*Selected text*:
..........

Crams a good deal into some 200 pages - from the early historical struggles of the church and how it gradually became more integrated into American life. Discusses its controversies (polygamy, early territorial clashes) as well as its similarities to 'main-stream' Protestant Christianity - ethics, family life, missionary work, etc.

Also has a very nice bibliography, from which I will gleefully steal further suggestions. ( )
  HadriantheBlind | Mar 30, 2013 |
The history of the church from the beginning until today gives the reader a solid footing in understanding the church. Fairly easy to read for the lay reader, I found I understood the people and the faith better. Recommended for those wanting to develop a better understanding.

..........

*Recorded data*:
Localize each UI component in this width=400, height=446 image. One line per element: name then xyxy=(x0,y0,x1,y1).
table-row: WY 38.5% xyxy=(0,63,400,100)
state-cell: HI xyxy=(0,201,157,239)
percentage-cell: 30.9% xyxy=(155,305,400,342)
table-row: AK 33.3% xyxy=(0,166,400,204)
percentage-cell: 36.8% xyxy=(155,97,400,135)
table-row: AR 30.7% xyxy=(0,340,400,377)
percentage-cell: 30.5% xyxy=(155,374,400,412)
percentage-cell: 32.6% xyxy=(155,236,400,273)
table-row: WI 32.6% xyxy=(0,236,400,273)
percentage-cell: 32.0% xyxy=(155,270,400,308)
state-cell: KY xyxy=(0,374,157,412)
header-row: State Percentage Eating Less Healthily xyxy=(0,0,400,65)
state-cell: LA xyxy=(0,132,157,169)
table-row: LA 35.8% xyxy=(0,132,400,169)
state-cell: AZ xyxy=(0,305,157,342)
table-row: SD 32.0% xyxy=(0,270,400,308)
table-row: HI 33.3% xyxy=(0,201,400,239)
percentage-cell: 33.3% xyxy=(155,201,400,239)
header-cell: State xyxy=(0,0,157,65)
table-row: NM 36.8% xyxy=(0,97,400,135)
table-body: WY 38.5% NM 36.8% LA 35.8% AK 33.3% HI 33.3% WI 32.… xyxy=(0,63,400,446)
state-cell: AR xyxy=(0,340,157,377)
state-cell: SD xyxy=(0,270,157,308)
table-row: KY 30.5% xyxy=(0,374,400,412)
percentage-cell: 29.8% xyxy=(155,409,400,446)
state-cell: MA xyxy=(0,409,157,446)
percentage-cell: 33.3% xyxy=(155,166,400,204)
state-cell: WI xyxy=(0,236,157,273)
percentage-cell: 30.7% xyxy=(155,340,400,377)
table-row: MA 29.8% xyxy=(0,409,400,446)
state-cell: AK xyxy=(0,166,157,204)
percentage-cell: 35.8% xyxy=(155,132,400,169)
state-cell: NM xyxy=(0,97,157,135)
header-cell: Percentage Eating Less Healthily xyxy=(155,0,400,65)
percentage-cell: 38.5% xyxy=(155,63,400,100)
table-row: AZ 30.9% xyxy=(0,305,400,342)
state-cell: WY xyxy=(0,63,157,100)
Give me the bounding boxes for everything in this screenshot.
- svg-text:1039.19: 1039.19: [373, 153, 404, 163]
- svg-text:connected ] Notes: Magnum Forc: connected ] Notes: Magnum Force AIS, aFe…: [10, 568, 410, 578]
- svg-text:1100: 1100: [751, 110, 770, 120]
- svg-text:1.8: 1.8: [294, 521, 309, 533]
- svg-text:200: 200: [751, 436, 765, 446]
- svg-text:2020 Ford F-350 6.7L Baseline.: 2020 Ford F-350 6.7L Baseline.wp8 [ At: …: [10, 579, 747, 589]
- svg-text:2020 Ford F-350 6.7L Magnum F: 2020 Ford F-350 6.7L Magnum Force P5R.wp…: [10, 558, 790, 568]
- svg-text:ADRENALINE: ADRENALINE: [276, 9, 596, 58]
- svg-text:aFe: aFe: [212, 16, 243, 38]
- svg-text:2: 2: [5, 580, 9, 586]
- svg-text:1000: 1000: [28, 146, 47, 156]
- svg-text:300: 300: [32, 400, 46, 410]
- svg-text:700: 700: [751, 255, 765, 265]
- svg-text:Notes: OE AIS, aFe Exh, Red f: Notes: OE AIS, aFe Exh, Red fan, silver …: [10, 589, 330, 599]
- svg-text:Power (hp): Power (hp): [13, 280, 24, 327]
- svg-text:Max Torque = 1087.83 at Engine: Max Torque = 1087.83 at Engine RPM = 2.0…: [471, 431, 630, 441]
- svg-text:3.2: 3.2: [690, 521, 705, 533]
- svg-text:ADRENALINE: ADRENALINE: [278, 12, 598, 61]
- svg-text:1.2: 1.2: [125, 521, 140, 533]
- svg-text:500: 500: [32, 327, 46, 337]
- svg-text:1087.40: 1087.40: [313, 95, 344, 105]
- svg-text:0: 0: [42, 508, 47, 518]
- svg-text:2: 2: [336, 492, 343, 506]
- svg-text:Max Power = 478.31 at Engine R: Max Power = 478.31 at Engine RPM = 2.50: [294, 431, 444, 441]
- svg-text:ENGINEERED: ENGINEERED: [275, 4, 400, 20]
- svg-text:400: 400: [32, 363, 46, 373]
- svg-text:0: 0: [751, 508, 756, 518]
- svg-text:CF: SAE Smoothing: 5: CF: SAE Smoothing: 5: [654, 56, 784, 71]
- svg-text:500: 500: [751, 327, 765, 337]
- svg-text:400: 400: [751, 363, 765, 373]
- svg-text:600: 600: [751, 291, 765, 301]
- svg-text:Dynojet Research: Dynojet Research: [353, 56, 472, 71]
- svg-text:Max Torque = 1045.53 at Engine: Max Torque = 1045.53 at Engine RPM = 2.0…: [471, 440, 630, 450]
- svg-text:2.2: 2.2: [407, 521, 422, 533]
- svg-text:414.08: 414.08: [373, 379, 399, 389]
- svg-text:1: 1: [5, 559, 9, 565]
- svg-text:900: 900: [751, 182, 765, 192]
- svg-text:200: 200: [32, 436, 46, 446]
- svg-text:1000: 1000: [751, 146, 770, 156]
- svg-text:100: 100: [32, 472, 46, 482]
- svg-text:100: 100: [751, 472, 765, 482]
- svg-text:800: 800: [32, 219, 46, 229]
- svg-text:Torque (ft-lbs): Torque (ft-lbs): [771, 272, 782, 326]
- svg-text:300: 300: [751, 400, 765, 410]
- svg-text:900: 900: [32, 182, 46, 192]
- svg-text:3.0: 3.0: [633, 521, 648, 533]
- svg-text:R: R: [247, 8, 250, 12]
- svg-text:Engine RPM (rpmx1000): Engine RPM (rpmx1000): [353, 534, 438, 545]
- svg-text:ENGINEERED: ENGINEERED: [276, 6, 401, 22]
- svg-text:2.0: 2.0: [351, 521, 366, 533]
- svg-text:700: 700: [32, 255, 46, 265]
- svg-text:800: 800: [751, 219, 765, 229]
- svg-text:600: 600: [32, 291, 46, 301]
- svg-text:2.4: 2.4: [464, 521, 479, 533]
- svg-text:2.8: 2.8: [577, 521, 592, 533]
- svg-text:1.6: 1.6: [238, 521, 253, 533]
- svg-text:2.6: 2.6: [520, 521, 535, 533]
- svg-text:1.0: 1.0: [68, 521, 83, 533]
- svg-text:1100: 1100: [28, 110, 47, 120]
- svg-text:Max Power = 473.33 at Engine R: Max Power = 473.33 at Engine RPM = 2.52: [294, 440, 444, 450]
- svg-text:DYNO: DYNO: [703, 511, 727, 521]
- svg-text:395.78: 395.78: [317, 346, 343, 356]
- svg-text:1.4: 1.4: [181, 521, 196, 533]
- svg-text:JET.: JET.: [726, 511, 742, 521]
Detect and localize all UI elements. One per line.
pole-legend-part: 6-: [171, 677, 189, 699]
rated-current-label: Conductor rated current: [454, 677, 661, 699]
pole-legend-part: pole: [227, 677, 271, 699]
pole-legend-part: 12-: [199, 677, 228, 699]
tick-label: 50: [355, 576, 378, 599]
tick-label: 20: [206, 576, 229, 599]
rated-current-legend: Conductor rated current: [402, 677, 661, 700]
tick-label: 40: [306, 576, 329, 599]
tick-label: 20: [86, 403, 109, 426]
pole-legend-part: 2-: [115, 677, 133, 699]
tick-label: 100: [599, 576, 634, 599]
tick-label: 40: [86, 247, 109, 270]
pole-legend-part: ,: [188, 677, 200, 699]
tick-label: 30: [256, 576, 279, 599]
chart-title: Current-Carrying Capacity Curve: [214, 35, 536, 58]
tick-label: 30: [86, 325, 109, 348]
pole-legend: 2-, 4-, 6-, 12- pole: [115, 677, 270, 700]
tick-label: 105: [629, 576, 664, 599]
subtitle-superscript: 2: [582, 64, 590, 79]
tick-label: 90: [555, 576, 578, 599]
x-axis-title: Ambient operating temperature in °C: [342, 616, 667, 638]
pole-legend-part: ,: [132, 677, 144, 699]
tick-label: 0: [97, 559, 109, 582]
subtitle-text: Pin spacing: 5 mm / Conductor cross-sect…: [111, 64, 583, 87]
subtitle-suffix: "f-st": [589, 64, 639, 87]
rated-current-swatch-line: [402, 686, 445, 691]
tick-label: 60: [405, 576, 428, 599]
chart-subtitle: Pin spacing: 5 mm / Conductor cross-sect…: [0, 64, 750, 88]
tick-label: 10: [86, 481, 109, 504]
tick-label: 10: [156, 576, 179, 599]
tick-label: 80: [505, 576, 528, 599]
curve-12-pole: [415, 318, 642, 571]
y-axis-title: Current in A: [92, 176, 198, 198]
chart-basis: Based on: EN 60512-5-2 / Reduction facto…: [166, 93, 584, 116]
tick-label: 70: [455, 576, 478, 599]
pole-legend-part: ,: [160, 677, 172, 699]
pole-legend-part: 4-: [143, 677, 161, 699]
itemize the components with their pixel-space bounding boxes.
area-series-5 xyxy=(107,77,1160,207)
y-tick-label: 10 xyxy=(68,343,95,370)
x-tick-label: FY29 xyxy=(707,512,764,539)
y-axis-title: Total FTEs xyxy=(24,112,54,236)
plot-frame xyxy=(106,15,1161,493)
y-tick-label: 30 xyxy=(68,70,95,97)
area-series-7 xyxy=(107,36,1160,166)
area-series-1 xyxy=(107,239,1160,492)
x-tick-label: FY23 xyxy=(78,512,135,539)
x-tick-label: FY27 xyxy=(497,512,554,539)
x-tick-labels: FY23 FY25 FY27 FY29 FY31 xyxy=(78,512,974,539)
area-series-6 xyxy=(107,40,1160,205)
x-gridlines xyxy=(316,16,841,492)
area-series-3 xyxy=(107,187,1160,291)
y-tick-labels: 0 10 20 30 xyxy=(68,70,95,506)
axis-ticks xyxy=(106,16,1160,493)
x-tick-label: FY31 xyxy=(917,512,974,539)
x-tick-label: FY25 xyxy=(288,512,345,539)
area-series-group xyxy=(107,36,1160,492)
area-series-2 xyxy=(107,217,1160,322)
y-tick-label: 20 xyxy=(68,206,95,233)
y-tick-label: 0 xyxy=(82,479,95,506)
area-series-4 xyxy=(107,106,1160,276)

..........

*Directions*:
Repeat the passage of the church history reviews word for word, from "Crams a good" to "a better understanding.".

*Solution*:
Crams a good deal into some 200 pages - from the early historical struggles of the church and how it gradually became more integrated into American life. Discusses its controversies (polygamy, early territorial clashes) as well as its similarities to 'main-stream' Protestant Christianity - ethics, family life, missionary work, etc.

Also has a very nice bibliography, from which I will gleefully steal further suggestions. ( )
  HadriantheBlind | Mar 30, 2013 |
The history of the church from the beginning until today gives the reader a solid footing in understanding the church. Fairly easy to read for the lay reader, I found I understood the people and the faith better. Recommended for those wanting to develop a better understanding.